◆ **Requirement**
Every line of the records that holds the word "nhiễm" should be copied out.
··· Dataset
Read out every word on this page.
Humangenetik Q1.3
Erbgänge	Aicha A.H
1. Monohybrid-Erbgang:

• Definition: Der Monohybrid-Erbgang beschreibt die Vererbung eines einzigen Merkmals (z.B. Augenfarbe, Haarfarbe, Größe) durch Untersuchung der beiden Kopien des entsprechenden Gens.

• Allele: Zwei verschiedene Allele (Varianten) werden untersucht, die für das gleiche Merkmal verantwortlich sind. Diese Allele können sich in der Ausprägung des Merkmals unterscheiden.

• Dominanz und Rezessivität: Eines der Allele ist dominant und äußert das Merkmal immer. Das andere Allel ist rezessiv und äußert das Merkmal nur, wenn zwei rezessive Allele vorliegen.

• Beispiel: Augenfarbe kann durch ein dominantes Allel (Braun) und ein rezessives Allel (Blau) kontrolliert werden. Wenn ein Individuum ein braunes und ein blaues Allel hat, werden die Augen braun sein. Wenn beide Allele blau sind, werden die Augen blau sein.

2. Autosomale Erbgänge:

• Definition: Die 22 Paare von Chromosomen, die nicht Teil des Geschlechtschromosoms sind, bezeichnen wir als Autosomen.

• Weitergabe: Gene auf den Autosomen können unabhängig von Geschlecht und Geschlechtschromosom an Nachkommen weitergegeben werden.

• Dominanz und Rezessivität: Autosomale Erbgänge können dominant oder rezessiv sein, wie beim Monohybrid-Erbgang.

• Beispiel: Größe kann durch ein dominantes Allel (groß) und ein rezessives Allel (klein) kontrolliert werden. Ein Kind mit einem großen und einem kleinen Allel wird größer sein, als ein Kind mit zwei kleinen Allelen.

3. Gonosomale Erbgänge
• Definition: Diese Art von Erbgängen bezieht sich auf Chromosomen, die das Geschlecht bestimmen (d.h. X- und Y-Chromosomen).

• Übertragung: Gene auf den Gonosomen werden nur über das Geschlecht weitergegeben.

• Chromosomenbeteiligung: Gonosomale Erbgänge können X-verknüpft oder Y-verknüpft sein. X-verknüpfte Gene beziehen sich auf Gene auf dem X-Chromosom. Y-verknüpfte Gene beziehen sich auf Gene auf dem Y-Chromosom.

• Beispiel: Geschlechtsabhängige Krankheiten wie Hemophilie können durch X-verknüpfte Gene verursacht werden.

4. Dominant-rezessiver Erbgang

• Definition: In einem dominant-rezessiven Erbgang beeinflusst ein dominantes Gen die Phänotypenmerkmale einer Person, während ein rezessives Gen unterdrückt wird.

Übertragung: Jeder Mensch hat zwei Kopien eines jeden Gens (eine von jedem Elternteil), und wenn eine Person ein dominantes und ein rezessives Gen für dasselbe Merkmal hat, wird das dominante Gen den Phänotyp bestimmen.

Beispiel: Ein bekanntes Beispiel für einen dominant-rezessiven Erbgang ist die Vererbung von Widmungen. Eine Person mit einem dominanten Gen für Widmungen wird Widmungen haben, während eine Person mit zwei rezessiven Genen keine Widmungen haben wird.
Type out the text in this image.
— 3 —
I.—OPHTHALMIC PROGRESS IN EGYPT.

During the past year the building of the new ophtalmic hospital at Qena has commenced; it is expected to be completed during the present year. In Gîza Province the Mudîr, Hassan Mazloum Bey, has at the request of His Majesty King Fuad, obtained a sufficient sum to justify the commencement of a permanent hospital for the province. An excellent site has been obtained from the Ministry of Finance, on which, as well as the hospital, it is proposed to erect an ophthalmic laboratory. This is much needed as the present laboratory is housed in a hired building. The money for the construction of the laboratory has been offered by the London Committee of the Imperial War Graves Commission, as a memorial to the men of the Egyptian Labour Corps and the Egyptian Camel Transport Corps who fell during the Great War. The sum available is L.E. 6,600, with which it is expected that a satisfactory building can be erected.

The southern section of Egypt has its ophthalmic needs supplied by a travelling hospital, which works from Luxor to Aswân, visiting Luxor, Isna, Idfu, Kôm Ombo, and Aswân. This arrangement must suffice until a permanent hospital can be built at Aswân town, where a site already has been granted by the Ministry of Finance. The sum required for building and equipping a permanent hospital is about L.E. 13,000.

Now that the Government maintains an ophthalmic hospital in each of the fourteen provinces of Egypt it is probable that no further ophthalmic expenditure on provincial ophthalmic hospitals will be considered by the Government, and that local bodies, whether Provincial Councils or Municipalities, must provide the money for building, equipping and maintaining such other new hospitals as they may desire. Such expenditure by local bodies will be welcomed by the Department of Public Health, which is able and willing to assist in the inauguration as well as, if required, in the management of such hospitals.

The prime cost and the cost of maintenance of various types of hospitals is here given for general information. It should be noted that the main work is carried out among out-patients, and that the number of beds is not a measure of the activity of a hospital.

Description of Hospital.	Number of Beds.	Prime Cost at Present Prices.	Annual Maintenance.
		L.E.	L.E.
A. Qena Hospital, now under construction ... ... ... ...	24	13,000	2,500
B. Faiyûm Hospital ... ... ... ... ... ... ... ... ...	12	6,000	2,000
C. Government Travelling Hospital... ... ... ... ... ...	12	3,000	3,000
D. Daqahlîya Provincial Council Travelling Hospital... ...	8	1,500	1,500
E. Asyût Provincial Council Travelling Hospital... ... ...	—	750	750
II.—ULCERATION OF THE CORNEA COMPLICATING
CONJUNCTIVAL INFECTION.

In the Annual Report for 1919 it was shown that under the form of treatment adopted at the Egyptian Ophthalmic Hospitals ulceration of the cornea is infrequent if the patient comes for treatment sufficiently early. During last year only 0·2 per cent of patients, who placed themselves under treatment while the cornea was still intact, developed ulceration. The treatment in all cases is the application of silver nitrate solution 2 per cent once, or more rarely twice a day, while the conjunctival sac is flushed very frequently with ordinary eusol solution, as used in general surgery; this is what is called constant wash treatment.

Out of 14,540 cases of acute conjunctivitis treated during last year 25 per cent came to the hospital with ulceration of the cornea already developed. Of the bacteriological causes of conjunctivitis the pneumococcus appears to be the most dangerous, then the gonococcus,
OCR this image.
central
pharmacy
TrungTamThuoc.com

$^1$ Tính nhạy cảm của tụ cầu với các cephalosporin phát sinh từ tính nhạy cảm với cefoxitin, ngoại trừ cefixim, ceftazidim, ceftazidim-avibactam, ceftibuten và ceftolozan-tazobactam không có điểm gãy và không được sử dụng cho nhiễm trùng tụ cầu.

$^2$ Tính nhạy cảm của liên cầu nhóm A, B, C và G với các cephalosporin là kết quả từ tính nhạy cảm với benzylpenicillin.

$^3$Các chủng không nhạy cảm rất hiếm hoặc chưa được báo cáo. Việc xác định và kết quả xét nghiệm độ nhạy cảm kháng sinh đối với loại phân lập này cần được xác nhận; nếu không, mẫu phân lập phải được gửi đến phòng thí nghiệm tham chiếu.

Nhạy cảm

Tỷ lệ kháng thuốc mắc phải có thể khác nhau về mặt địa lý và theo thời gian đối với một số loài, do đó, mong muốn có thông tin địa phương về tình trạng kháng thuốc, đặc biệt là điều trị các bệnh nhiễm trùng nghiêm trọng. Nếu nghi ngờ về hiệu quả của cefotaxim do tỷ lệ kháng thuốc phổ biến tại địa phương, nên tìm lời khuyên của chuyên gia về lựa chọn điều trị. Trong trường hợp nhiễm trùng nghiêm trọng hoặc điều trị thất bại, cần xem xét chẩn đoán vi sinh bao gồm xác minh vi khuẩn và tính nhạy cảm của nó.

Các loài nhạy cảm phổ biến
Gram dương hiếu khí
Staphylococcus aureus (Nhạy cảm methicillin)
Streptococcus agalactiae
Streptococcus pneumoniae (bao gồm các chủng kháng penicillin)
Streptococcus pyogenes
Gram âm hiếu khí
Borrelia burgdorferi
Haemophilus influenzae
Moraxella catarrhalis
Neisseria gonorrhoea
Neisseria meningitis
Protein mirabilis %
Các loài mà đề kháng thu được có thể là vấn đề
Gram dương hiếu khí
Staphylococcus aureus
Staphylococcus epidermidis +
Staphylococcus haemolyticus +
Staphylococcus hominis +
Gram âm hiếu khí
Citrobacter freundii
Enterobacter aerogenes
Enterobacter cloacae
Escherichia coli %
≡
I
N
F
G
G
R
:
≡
······
◆ **Exercise answer**
$^1$ Tính nhạy cảm của tụ cầu với các cephalosporin phát sinh từ tính nhạy cảm với cefoxitin, ngoại trừ cefixim, ceftazidim, ceftazidim-avibactam, ceftibuten và ceftolozan-tazobactam không có điểm gãy và không được sử dụng cho nhiễm trùng tụ cầu.
Tỷ lệ kháng thuốc mắc phải có thể khác nhau về mặt địa lý và theo thời gian đối với một số loài, do đó, mong muốn có thông tin địa phương về tình trạng kháng thuốc, đặc biệt là điều trị các bệnh nhiễm trùng nghiêm trọng. Nếu nghi ngờ về hiệu quả của cefotaxim do tỷ lệ kháng thuốc phổ biến tại địa phương, nên tìm lời khuyên của chuyên gia về lựa chọn điều trị. Trong trường hợp nhiễm trùng nghiêm trọng hoặc điều trị thất bại, cần xem xét chẩn đoán vi sinh bao gồm xác minh vi khuẩn và tính nhạy cảm của nó.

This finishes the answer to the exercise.